- PROBLEM REQUIREMENTS
Only the pictures are omitted; repeat all other data exactly.

- DATA LISTING

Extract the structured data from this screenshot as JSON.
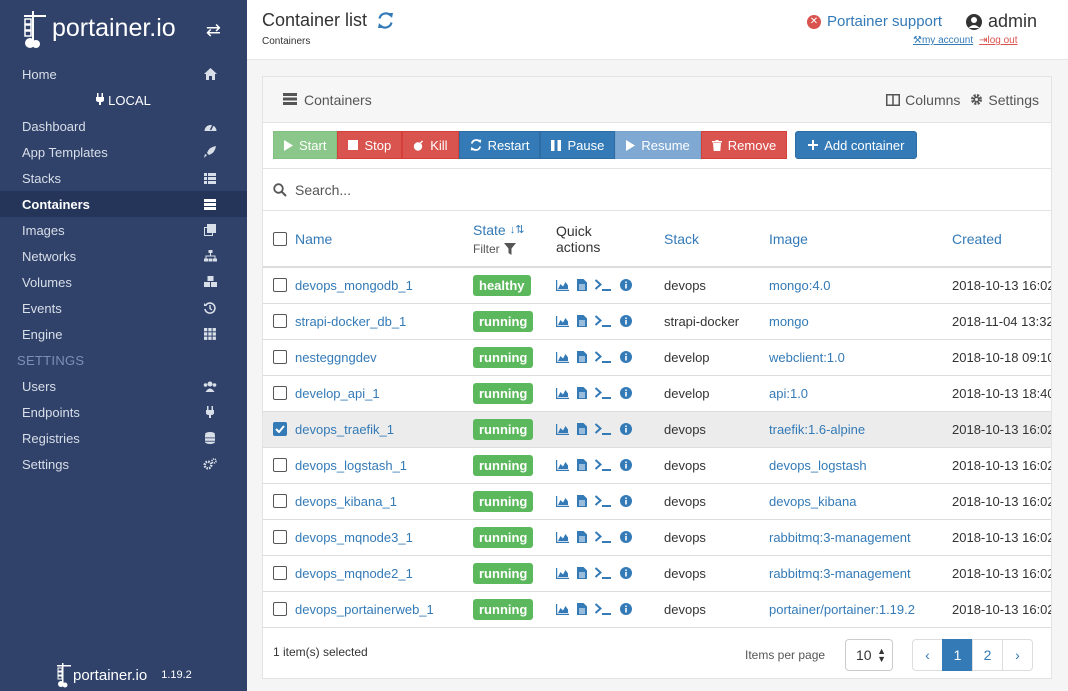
{
  "sidebar": {
    "brand": "portainer.io",
    "endpoint": "LOCAL",
    "home": "Home",
    "items": [
      {
        "label": "Dashboard",
        "icon": "tachometer-icon"
      },
      {
        "label": "App Templates",
        "icon": "rocket-icon"
      },
      {
        "label": "Stacks",
        "icon": "th-list-icon"
      },
      {
        "label": "Containers",
        "icon": "server-icon"
      },
      {
        "label": "Images",
        "icon": "clone-icon"
      },
      {
        "label": "Networks",
        "icon": "sitemap-icon"
      },
      {
        "label": "Volumes",
        "icon": "cubes-icon"
      },
      {
        "label": "Events",
        "icon": "history-icon"
      },
      {
        "label": "Engine",
        "icon": "th-icon"
      }
    ],
    "settings_header": "SETTINGS",
    "settings_items": [
      {
        "label": "Users",
        "icon": "users-icon"
      },
      {
        "label": "Endpoints",
        "icon": "plug-icon"
      },
      {
        "label": "Registries",
        "icon": "database-icon"
      },
      {
        "label": "Settings",
        "icon": "cogs-icon"
      }
    ],
    "footer_brand": "portainer.io",
    "version": "1.19.2"
  },
  "header": {
    "title": "Container list",
    "subtitle": "Containers",
    "support": "Portainer support",
    "user": "admin",
    "my_account": "my account",
    "logout": "log out"
  },
  "panel": {
    "title": "Containers",
    "columns_label": "Columns",
    "settings_label": "Settings"
  },
  "actions": {
    "start": "Start",
    "stop": "Stop",
    "kill": "Kill",
    "restart": "Restart",
    "pause": "Pause",
    "resume": "Resume",
    "remove": "Remove",
    "add": "Add container"
  },
  "search": {
    "placeholder": "Search..."
  },
  "table": {
    "headers": {
      "name": "Name",
      "state": "State",
      "filter": "Filter",
      "quick_actions_1": "Quick",
      "quick_actions_2": "actions",
      "stack": "Stack",
      "image": "Image",
      "created": "Created"
    },
    "rows": [
      {
        "name": "devops_mongodb_1",
        "state": "healthy",
        "stack": "devops",
        "image": "mongo:4.0",
        "created": "2018-10-13 16:02",
        "selected": false
      },
      {
        "name": "strapi-docker_db_1",
        "state": "running",
        "stack": "strapi-docker",
        "image": "mongo",
        "created": "2018-11-04 13:32",
        "selected": false
      },
      {
        "name": "nesteggngdev",
        "state": "running",
        "stack": "develop",
        "image": "webclient:1.0",
        "created": "2018-10-18 09:10",
        "selected": false
      },
      {
        "name": "develop_api_1",
        "state": "running",
        "stack": "develop",
        "image": "api:1.0",
        "created": "2018-10-13 18:40",
        "selected": false
      },
      {
        "name": "devops_traefik_1",
        "state": "running",
        "stack": "devops",
        "image": "traefik:1.6-alpine",
        "created": "2018-10-13 16:02",
        "selected": true
      },
      {
        "name": "devops_logstash_1",
        "state": "running",
        "stack": "devops",
        "image": "devops_logstash",
        "created": "2018-10-13 16:02",
        "selected": false
      },
      {
        "name": "devops_kibana_1",
        "state": "running",
        "stack": "devops",
        "image": "devops_kibana",
        "created": "2018-10-13 16:02",
        "selected": false
      },
      {
        "name": "devops_mqnode3_1",
        "state": "running",
        "stack": "devops",
        "image": "rabbitmq:3-management",
        "created": "2018-10-13 16:02",
        "selected": false
      },
      {
        "name": "devops_mqnode2_1",
        "state": "running",
        "stack": "devops",
        "image": "rabbitmq:3-management",
        "created": "2018-10-13 16:02",
        "selected": false
      },
      {
        "name": "devops_portainerweb_1",
        "state": "running",
        "stack": "devops",
        "image": "portainer/portainer:1.19.2",
        "created": "2018-10-13 16:02",
        "selected": false
      }
    ]
  },
  "footer": {
    "selected": "1 item(s) selected",
    "items_per_page_label": "Items per page",
    "items_per_page": "10",
    "pages": [
      "1",
      "2"
    ],
    "prev": "‹",
    "next": "›"
  },
  "colors": {
    "sidebar": "#30426a",
    "accent": "#337ab7",
    "success": "#5cb85c",
    "danger": "#d9534f"
  }
}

- ANSWER TO THIS TASK
Extract the structured data from this screenshot as JSON.
{
  "sidebar": {
    "brand": "portainer.io",
    "endpoint": "LOCAL",
    "home": "Home",
    "items": [
      {
        "label": "Dashboard",
        "icon": "tachometer-icon"
      },
      {
        "label": "App Templates",
        "icon": "rocket-icon"
      },
      {
        "label": "Stacks",
        "icon": "th-list-icon"
      },
      {
        "label": "Containers",
        "icon": "server-icon"
      },
      {
        "label": "Images",
        "icon": "clone-icon"
      },
      {
        "label": "Networks",
        "icon": "sitemap-icon"
      },
      {
        "label": "Volumes",
        "icon": "cubes-icon"
      },
      {
        "label": "Events",
        "icon": "history-icon"
      },
      {
        "label": "Engine",
        "icon": "th-icon"
      }
    ],
    "settings_header": "SETTINGS",
    "settings_items": [
      {
        "label": "Users",
        "icon": "users-icon"
      },
      {
        "label": "Endpoints",
        "icon": "plug-icon"
      },
      {
        "label": "Registries",
        "icon": "database-icon"
      },
      {
        "label": "Settings",
        "icon": "cogs-icon"
      }
    ],
    "footer_brand": "portainer.io",
    "version": "1.19.2"
  },
  "header": {
    "title": "Container list",
    "subtitle": "Containers",
    "support": "Portainer support",
    "user": "admin",
    "my_account": "my account",
    "logout": "log out"
  },
  "panel": {
    "title": "Containers",
    "columns_label": "Columns",
    "settings_label": "Settings"
  },
  "actions": {
    "start": "Start",
    "stop": "Stop",
    "kill": "Kill",
    "restart": "Restart",
    "pause": "Pause",
    "resume": "Resume",
    "remove": "Remove",
    "add": "Add container"
  },
  "search": {
    "placeholder": "Search..."
  },
  "table": {
    "headers": {
      "name": "Name",
      "state": "State",
      "filter": "Filter",
      "quick_actions_1": "Quick",
      "quick_actions_2": "actions",
      "stack": "Stack",
      "image": "Image",
      "created": "Created"
    },
    "rows": [
      {
        "name": "devops_mongodb_1",
        "state": "healthy",
        "stack": "devops",
        "image": "mongo:4.0",
        "created": "2018-10-13 16:02",
        "selected": false
      },
      {
        "name": "strapi-docker_db_1",
        "state": "running",
        "stack": "strapi-docker",
        "image": "mongo",
        "created": "2018-11-04 13:32",
        "selected": false
      },
      {
        "name": "nesteggngdev",
        "state": "running",
        "stack": "develop",
        "image": "webclient:1.0",
        "created": "2018-10-18 09:10",
        "selected": false
      },
      {
        "name": "develop_api_1",
        "state": "running",
        "stack": "develop",
        "image": "api:1.0",
        "created": "2018-10-13 18:40",
        "selected": false
      },
      {
        "name": "devops_traefik_1",
        "state": "running",
        "stack": "devops",
        "image": "traefik:1.6-alpine",
        "created": "2018-10-13 16:02",
        "selected": true
      },
      {
        "name": "devops_logstash_1",
        "state": "running",
        "stack": "devops",
        "image": "devops_logstash",
        "created": "2018-10-13 16:02",
        "selected": false
      },
      {
        "name": "devops_kibana_1",
        "state": "running",
        "stack": "devops",
        "image": "devops_kibana",
        "created": "2018-10-13 16:02",
        "selected": false
      },
      {
        "name": "devops_mqnode3_1",
        "state": "running",
        "stack": "devops",
        "image": "rabbitmq:3-management",
        "created": "2018-10-13 16:02",
        "selected": false
      },
      {
        "name": "devops_mqnode2_1",
        "state": "running",
        "stack": "devops",
        "image": "rabbitmq:3-management",
        "created": "2018-10-13 16:02",
        "selected": false
      },
      {
        "name": "devops_portainerweb_1",
        "state": "running",
        "stack": "devops",
        "image": "portainer/portainer:1.19.2",
        "created": "2018-10-13 16:02",
        "selected": false
      }
    ]
  },
  "footer": {
    "selected": "1 item(s) selected",
    "items_per_page_label": "Items per page",
    "items_per_page": "10",
    "pages": [
      "1",
      "2"
    ],
    "prev": "‹",
    "next": "›"
  },
  "colors": {
    "sidebar": "#30426a",
    "accent": "#337ab7",
    "success": "#5cb85c",
    "danger": "#d9534f"
  }
}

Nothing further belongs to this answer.